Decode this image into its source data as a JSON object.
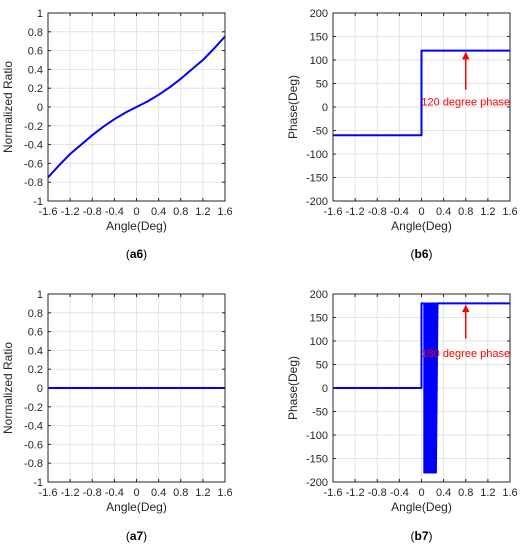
{
  "colors": {
    "series": "#0000ff",
    "annotation": "#ff0000",
    "grid": "#e3e3e3",
    "axis": "#262626"
  },
  "chart_data": [
    {
      "type": "line",
      "caption": "(a6)",
      "xlabel": "Angle(Deg)",
      "ylabel": "Normalized Ratio",
      "xlim": [
        -1.6,
        1.6
      ],
      "ylim": [
        -1,
        1
      ],
      "xticks": [
        -1.6,
        -1.2,
        -0.8,
        -0.4,
        0,
        0.4,
        0.8,
        1.2,
        1.6
      ],
      "xtick_labels": [
        "-1.6",
        "-1.2",
        "-0.8",
        "-0.4",
        "0",
        "0.4",
        "0.8",
        "1.2",
        "1.6"
      ],
      "yticks": [
        -1,
        -0.8,
        -0.6,
        -0.4,
        -0.2,
        0,
        0.2,
        0.4,
        0.6,
        0.8,
        1
      ],
      "ytick_labels": [
        "-1",
        "-0.8",
        "-0.6",
        "-0.4",
        "-0.2",
        "0",
        "0.2",
        "0.4",
        "0.6",
        "0.8",
        "1"
      ],
      "grid": true,
      "series": [
        {
          "x": [
            -1.6,
            -1.4,
            -1.2,
            -1.0,
            -0.8,
            -0.6,
            -0.4,
            -0.2,
            0,
            0.2,
            0.4,
            0.6,
            0.8,
            1.0,
            1.2,
            1.4,
            1.6
          ],
          "y": [
            -0.75,
            -0.62,
            -0.5,
            -0.4,
            -0.3,
            -0.21,
            -0.13,
            -0.06,
            0.0,
            0.06,
            0.13,
            0.21,
            0.3,
            0.4,
            0.5,
            0.62,
            0.75
          ]
        }
      ],
      "annotations": []
    },
    {
      "type": "line",
      "caption": "(b6)",
      "xlabel": "Angle(Deg)",
      "ylabel": "Phase(Deg)",
      "xlim": [
        -1.6,
        1.6
      ],
      "ylim": [
        -200,
        200
      ],
      "xticks": [
        -1.6,
        -1.2,
        -0.8,
        -0.4,
        0,
        0.4,
        0.8,
        1.2,
        1.6
      ],
      "xtick_labels": [
        "-1.6",
        "-1.2",
        "-0.8",
        "-0.4",
        "0",
        "0.4",
        "0.8",
        "1.2",
        "1.6"
      ],
      "yticks": [
        -200,
        -150,
        -100,
        -50,
        0,
        50,
        100,
        150,
        200
      ],
      "ytick_labels": [
        "-200",
        "-150",
        "-100",
        "-50",
        "0",
        "50",
        "100",
        "150",
        "200"
      ],
      "grid": true,
      "series": [
        {
          "x": [
            -1.6,
            0,
            0,
            1.6
          ],
          "y": [
            -60,
            -60,
            120,
            120
          ]
        }
      ],
      "annotations": [
        {
          "text": "120 degree phase",
          "arrow_x": 0.8,
          "arrow_y_tip": 120,
          "arrow_y_tail": 37,
          "text_x": 0.8,
          "text_y": 12
        }
      ]
    },
    {
      "type": "line",
      "caption": "(a7)",
      "xlabel": "Angle(Deg)",
      "ylabel": "Normalized Ratio",
      "xlim": [
        -1.6,
        1.6
      ],
      "ylim": [
        -1,
        1
      ],
      "xticks": [
        -1.6,
        -1.2,
        -0.8,
        -0.4,
        0,
        0.4,
        0.8,
        1.2,
        1.6
      ],
      "xtick_labels": [
        "-1.6",
        "-1.2",
        "-0.8",
        "-0.4",
        "0",
        "0.4",
        "0.8",
        "1.2",
        "1.6"
      ],
      "yticks": [
        -1,
        -0.8,
        -0.6,
        -0.4,
        -0.2,
        0,
        0.2,
        0.4,
        0.6,
        0.8,
        1
      ],
      "ytick_labels": [
        "-1",
        "-0.8",
        "-0.6",
        "-0.4",
        "-0.2",
        "0",
        "0.2",
        "0.4",
        "0.6",
        "0.8",
        "1"
      ],
      "grid": true,
      "series": [
        {
          "x": [
            -1.6,
            1.6
          ],
          "y": [
            0,
            0
          ]
        }
      ],
      "annotations": []
    },
    {
      "type": "line",
      "caption": "(b7)",
      "xlabel": "Angle(Deg)",
      "ylabel": "Phase(Deg)",
      "xlim": [
        -1.6,
        1.6
      ],
      "ylim": [
        -200,
        200
      ],
      "xticks": [
        -1.6,
        -1.2,
        -0.8,
        -0.4,
        0,
        0.4,
        0.8,
        1.2,
        1.6
      ],
      "xtick_labels": [
        "-1.6",
        "-1.2",
        "-0.8",
        "-0.4",
        "0",
        "0.4",
        "0.8",
        "1.2",
        "1.6"
      ],
      "yticks": [
        -200,
        -150,
        -100,
        -50,
        0,
        50,
        100,
        150,
        200
      ],
      "ytick_labels": [
        "-200",
        "-150",
        "-100",
        "-50",
        "0",
        "50",
        "100",
        "150",
        "200"
      ],
      "grid": true,
      "series": [
        {
          "x": [
            -1.6,
            0.0,
            0.0,
            0.05,
            0.05,
            0.08,
            0.08,
            0.11,
            0.11,
            0.14,
            0.14,
            0.17,
            0.17,
            0.2,
            0.2,
            0.23,
            0.23,
            0.26,
            0.26,
            0.29,
            0.29,
            1.6
          ],
          "y": [
            0,
            0,
            180,
            180,
            -180,
            180,
            -180,
            180,
            -180,
            180,
            -180,
            180,
            -180,
            180,
            -180,
            180,
            -180,
            180,
            -180,
            180,
            180,
            180
          ]
        }
      ],
      "annotations": [
        {
          "text": "180 degree phase",
          "arrow_x": 0.8,
          "arrow_y_tip": 180,
          "arrow_y_tail": 105,
          "text_x": 0.8,
          "text_y": 75
        }
      ]
    }
  ]
}
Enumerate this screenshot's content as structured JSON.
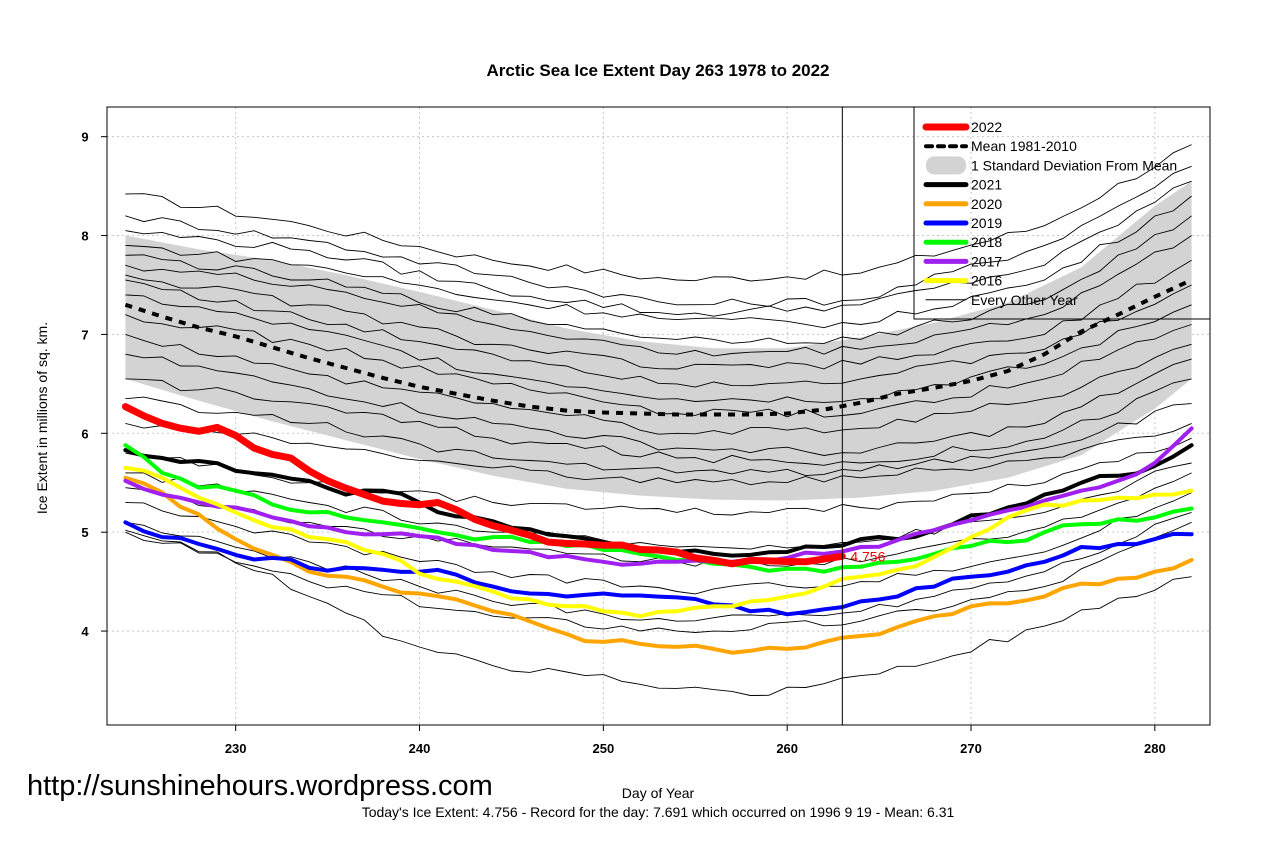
{
  "chart_data": {
    "type": "line",
    "title": "Arctic Sea Ice Extent Day 263 1978 to 2022",
    "xlabel": "Day of Year",
    "ylabel": "Ice Extent in millions of sq. km.",
    "xlim": [
      223,
      283
    ],
    "ylim": [
      3.05,
      9.3
    ],
    "x_ticks": [
      230,
      240,
      250,
      260,
      270,
      280
    ],
    "y_ticks": [
      4,
      5,
      6,
      7,
      8,
      9
    ],
    "current_day": 263,
    "current_value_label": "4.756",
    "legend": [
      {
        "label": "2022",
        "color": "#ff0000",
        "style": "solid-thick"
      },
      {
        "label": "Mean 1981-2010",
        "color": "#000000",
        "style": "dashed"
      },
      {
        "label": "1 Standard Deviation From Mean",
        "color": "#d3d3d3",
        "style": "band"
      },
      {
        "label": "2021",
        "color": "#000000",
        "style": "solid"
      },
      {
        "label": "2020",
        "color": "#ffa500",
        "style": "solid"
      },
      {
        "label": "2019",
        "color": "#0000ff",
        "style": "solid"
      },
      {
        "label": "2018",
        "color": "#00ff00",
        "style": "solid"
      },
      {
        "label": "2017",
        "color": "#a020f0",
        "style": "solid"
      },
      {
        "label": "2016",
        "color": "#ffff00",
        "style": "solid"
      },
      {
        "label": "Every Other Year",
        "color": "#000000",
        "style": "thin"
      }
    ],
    "mean": {
      "name": "Mean 1981-2010",
      "x": [
        224,
        226,
        228,
        230,
        232,
        234,
        236,
        238,
        240,
        242,
        244,
        246,
        248,
        250,
        252,
        254,
        256,
        258,
        260,
        262,
        264,
        266,
        268,
        270,
        272,
        274,
        276,
        278,
        280,
        282
      ],
      "values": [
        7.3,
        7.18,
        7.07,
        6.98,
        6.87,
        6.76,
        6.66,
        6.56,
        6.47,
        6.4,
        6.33,
        6.27,
        6.23,
        6.21,
        6.2,
        6.19,
        6.19,
        6.19,
        6.2,
        6.24,
        6.31,
        6.4,
        6.46,
        6.53,
        6.63,
        6.8,
        7.03,
        7.2,
        7.38,
        7.55
      ]
    },
    "std_band": {
      "name": "1 Standard Deviation From Mean",
      "x": [
        224,
        228,
        232,
        236,
        240,
        244,
        248,
        252,
        256,
        260,
        264,
        268,
        272,
        276,
        280,
        282
      ],
      "upper": [
        8.0,
        7.86,
        7.75,
        7.6,
        7.43,
        7.25,
        7.06,
        6.93,
        6.86,
        6.86,
        6.97,
        7.12,
        7.32,
        7.68,
        8.3,
        8.55
      ],
      "lower": [
        6.55,
        6.33,
        6.12,
        5.93,
        5.74,
        5.57,
        5.44,
        5.37,
        5.33,
        5.32,
        5.35,
        5.42,
        5.55,
        5.78,
        6.25,
        6.55
      ]
    },
    "series": [
      {
        "name": "2022",
        "color": "#ff0000",
        "width": 7,
        "x": [
          224,
          226,
          228,
          229,
          231,
          233,
          235,
          237,
          239,
          241,
          243,
          245,
          247,
          249,
          251,
          253,
          255,
          257,
          259,
          261,
          263
        ],
        "values": [
          6.27,
          6.1,
          6.02,
          6.06,
          5.85,
          5.75,
          5.52,
          5.38,
          5.29,
          5.3,
          5.13,
          5.02,
          4.9,
          4.88,
          4.87,
          4.82,
          4.74,
          4.68,
          4.71,
          4.7,
          4.756
        ]
      },
      {
        "name": "2021",
        "color": "#000000",
        "width": 4,
        "x": [
          224,
          226,
          228,
          230,
          232,
          234,
          236,
          238,
          240,
          242,
          244,
          246,
          248,
          250,
          252,
          254,
          256,
          258,
          260,
          262,
          264,
          266,
          268,
          270,
          272,
          274,
          276,
          278,
          280,
          282
        ],
        "values": [
          5.83,
          5.75,
          5.72,
          5.62,
          5.58,
          5.52,
          5.38,
          5.42,
          5.3,
          5.16,
          5.11,
          5.03,
          4.96,
          4.9,
          4.84,
          4.8,
          4.78,
          4.77,
          4.8,
          4.85,
          4.93,
          4.93,
          5.02,
          5.17,
          5.25,
          5.38,
          5.5,
          5.57,
          5.67,
          5.88
        ]
      },
      {
        "name": "2020",
        "color": "#ffa500",
        "width": 4,
        "x": [
          224,
          226,
          228,
          230,
          232,
          234,
          236,
          238,
          240,
          242,
          244,
          246,
          248,
          250,
          252,
          254,
          256,
          258,
          260,
          262,
          264,
          266,
          268,
          270,
          272,
          274,
          276,
          278,
          280,
          282
        ],
        "values": [
          5.55,
          5.4,
          5.18,
          4.93,
          4.77,
          4.6,
          4.55,
          4.45,
          4.38,
          4.32,
          4.2,
          4.1,
          3.97,
          3.89,
          3.87,
          3.84,
          3.82,
          3.8,
          3.82,
          3.89,
          3.95,
          4.04,
          4.15,
          4.25,
          4.28,
          4.35,
          4.48,
          4.53,
          4.6,
          4.72
        ]
      },
      {
        "name": "2019",
        "color": "#0000ff",
        "width": 4,
        "x": [
          224,
          226,
          228,
          230,
          232,
          234,
          236,
          238,
          240,
          242,
          244,
          246,
          248,
          250,
          252,
          254,
          256,
          258,
          260,
          262,
          264,
          266,
          268,
          270,
          272,
          274,
          276,
          278,
          280,
          282
        ],
        "values": [
          5.1,
          4.95,
          4.88,
          4.77,
          4.74,
          4.64,
          4.64,
          4.62,
          4.6,
          4.57,
          4.45,
          4.38,
          4.35,
          4.38,
          4.36,
          4.34,
          4.27,
          4.2,
          4.17,
          4.22,
          4.3,
          4.35,
          4.45,
          4.55,
          4.6,
          4.7,
          4.85,
          4.88,
          4.93,
          4.98
        ]
      },
      {
        "name": "2018",
        "color": "#00ff00",
        "width": 4,
        "x": [
          224,
          226,
          228,
          230,
          232,
          234,
          236,
          238,
          240,
          242,
          244,
          246,
          248,
          250,
          252,
          254,
          256,
          258,
          260,
          262,
          264,
          266,
          268,
          270,
          272,
          274,
          276,
          278,
          280,
          282
        ],
        "values": [
          5.88,
          5.6,
          5.45,
          5.42,
          5.28,
          5.2,
          5.15,
          5.1,
          5.04,
          4.97,
          4.95,
          4.9,
          4.86,
          4.82,
          4.78,
          4.72,
          4.68,
          4.65,
          4.63,
          4.6,
          4.65,
          4.7,
          4.78,
          4.86,
          4.9,
          5.0,
          5.08,
          5.13,
          5.15,
          5.24
        ]
      },
      {
        "name": "2017",
        "color": "#a020f0",
        "width": 4,
        "x": [
          224,
          226,
          228,
          230,
          232,
          234,
          236,
          238,
          240,
          242,
          244,
          246,
          248,
          250,
          252,
          254,
          256,
          258,
          260,
          262,
          264,
          266,
          268,
          270,
          272,
          274,
          276,
          278,
          280,
          282
        ],
        "values": [
          5.52,
          5.38,
          5.3,
          5.25,
          5.15,
          5.06,
          5.0,
          4.98,
          4.96,
          4.88,
          4.82,
          4.8,
          4.76,
          4.7,
          4.68,
          4.7,
          4.7,
          4.72,
          4.74,
          4.78,
          4.85,
          4.92,
          5.02,
          5.12,
          5.22,
          5.32,
          5.42,
          5.52,
          5.7,
          6.05
        ]
      },
      {
        "name": "2016",
        "color": "#ffff00",
        "width": 4,
        "x": [
          224,
          226,
          228,
          230,
          232,
          234,
          236,
          238,
          240,
          242,
          244,
          246,
          248,
          250,
          252,
          254,
          256,
          258,
          260,
          262,
          264,
          266,
          268,
          270,
          272,
          274,
          276,
          278,
          280,
          282
        ],
        "values": [
          5.65,
          5.55,
          5.35,
          5.2,
          5.05,
          4.95,
          4.9,
          4.78,
          4.58,
          4.5,
          4.4,
          4.32,
          4.25,
          4.2,
          4.15,
          4.2,
          4.25,
          4.3,
          4.35,
          4.45,
          4.55,
          4.62,
          4.75,
          4.95,
          5.15,
          5.28,
          5.32,
          5.35,
          5.38,
          5.42
        ]
      }
    ],
    "other_years": [
      {
        "x": [
          224,
          234,
          244,
          254,
          264,
          274,
          282
        ],
        "values": [
          8.42,
          8.1,
          7.75,
          7.55,
          7.62,
          8.1,
          8.92
        ]
      },
      {
        "x": [
          224,
          234,
          244,
          254,
          264,
          274,
          282
        ],
        "values": [
          8.2,
          7.95,
          7.6,
          7.3,
          7.35,
          7.9,
          8.7
        ]
      },
      {
        "x": [
          224,
          234,
          244,
          254,
          264,
          274,
          282
        ],
        "values": [
          8.05,
          7.85,
          7.45,
          7.2,
          7.3,
          7.7,
          8.55
        ]
      },
      {
        "x": [
          224,
          234,
          244,
          254,
          264,
          274,
          282
        ],
        "values": [
          7.9,
          7.7,
          7.35,
          7.15,
          7.1,
          7.55,
          8.4
        ]
      },
      {
        "x": [
          224,
          234,
          244,
          254,
          264,
          274,
          282
        ],
        "values": [
          7.8,
          7.55,
          7.2,
          6.95,
          6.95,
          7.35,
          8.2
        ]
      },
      {
        "x": [
          224,
          234,
          244,
          254,
          264,
          274,
          282
        ],
        "values": [
          7.7,
          7.5,
          7.1,
          6.8,
          6.85,
          7.2,
          8.0
        ]
      },
      {
        "x": [
          224,
          234,
          244,
          254,
          264,
          274,
          282
        ],
        "values": [
          7.6,
          7.3,
          6.9,
          6.65,
          6.7,
          7.0,
          7.75
        ]
      },
      {
        "x": [
          224,
          234,
          244,
          254,
          264,
          274,
          282
        ],
        "values": [
          7.55,
          7.15,
          6.8,
          6.5,
          6.55,
          6.85,
          7.5
        ]
      },
      {
        "x": [
          224,
          234,
          244,
          254,
          264,
          274,
          282
        ],
        "values": [
          7.4,
          7.05,
          6.6,
          6.35,
          6.35,
          6.7,
          7.3
        ]
      },
      {
        "x": [
          224,
          234,
          244,
          254,
          264,
          274,
          282
        ],
        "values": [
          7.2,
          6.9,
          6.5,
          6.2,
          6.2,
          6.55,
          7.1
        ]
      },
      {
        "x": [
          224,
          234,
          244,
          254,
          264,
          274,
          282
        ],
        "values": [
          7.0,
          6.6,
          6.3,
          6.0,
          6.05,
          6.35,
          6.9
        ]
      },
      {
        "x": [
          224,
          234,
          244,
          254,
          264,
          274,
          282
        ],
        "values": [
          6.8,
          6.45,
          6.1,
          5.85,
          5.8,
          6.1,
          6.75
        ]
      },
      {
        "x": [
          224,
          234,
          244,
          254,
          264,
          274,
          282
        ],
        "values": [
          6.55,
          6.3,
          5.95,
          5.75,
          5.7,
          5.95,
          6.55
        ]
      },
      {
        "x": [
          224,
          234,
          244,
          254,
          264,
          274,
          282
        ],
        "values": [
          6.35,
          6.1,
          5.75,
          5.6,
          5.62,
          5.85,
          6.3
        ]
      },
      {
        "x": [
          224,
          234,
          244,
          254,
          264,
          274,
          282
        ],
        "values": [
          6.1,
          5.9,
          5.65,
          5.5,
          5.55,
          5.75,
          6.1
        ]
      },
      {
        "x": [
          224,
          234,
          244,
          254,
          264,
          274,
          282
        ],
        "values": [
          5.8,
          5.5,
          5.3,
          5.2,
          5.25,
          5.5,
          5.95
        ]
      },
      {
        "x": [
          224,
          234,
          244,
          254,
          264,
          274,
          282
        ],
        "values": [
          5.45,
          5.1,
          4.85,
          4.7,
          4.7,
          5.05,
          5.6
        ]
      },
      {
        "x": [
          224,
          234,
          244,
          254,
          264,
          274,
          282
        ],
        "values": [
          5.3,
          4.9,
          4.6,
          4.4,
          4.5,
          4.8,
          5.4
        ]
      },
      {
        "x": [
          224,
          234,
          244,
          254,
          264,
          274,
          282
        ],
        "values": [
          5.0,
          4.5,
          4.15,
          4.0,
          4.1,
          4.45,
          5.1
        ]
      },
      {
        "x": [
          224,
          229,
          234,
          239,
          244,
          249,
          254,
          259,
          264,
          269,
          274,
          279,
          282
        ],
        "values": [
          5.02,
          4.8,
          4.35,
          3.9,
          3.65,
          3.55,
          3.42,
          3.35,
          3.55,
          3.75,
          4.05,
          4.35,
          4.55
        ]
      },
      {
        "x": [
          224,
          234,
          244,
          254,
          264,
          274,
          282
        ],
        "values": [
          5.1,
          4.7,
          4.3,
          4.1,
          4.2,
          4.6,
          5.2
        ]
      },
      {
        "x": [
          224,
          234,
          244,
          254,
          264,
          274,
          282
        ],
        "values": [
          5.6,
          5.3,
          5.0,
          4.85,
          4.9,
          5.2,
          5.7
        ]
      }
    ]
  },
  "url_text": "http://sunshinehours.wordpress.com",
  "footer_text": "Today's Ice Extent: 4.756  - Record for the day: 7.691 which occurred on 1996 9 19  - Mean: 6.31"
}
● ● ●
• The exercise
Search the lines for "Deviation". Copy each line that has it.

• Full output
        "label": "1 Standard Deviation From Mean",
      "name": "1 Standard Deviation From Mean",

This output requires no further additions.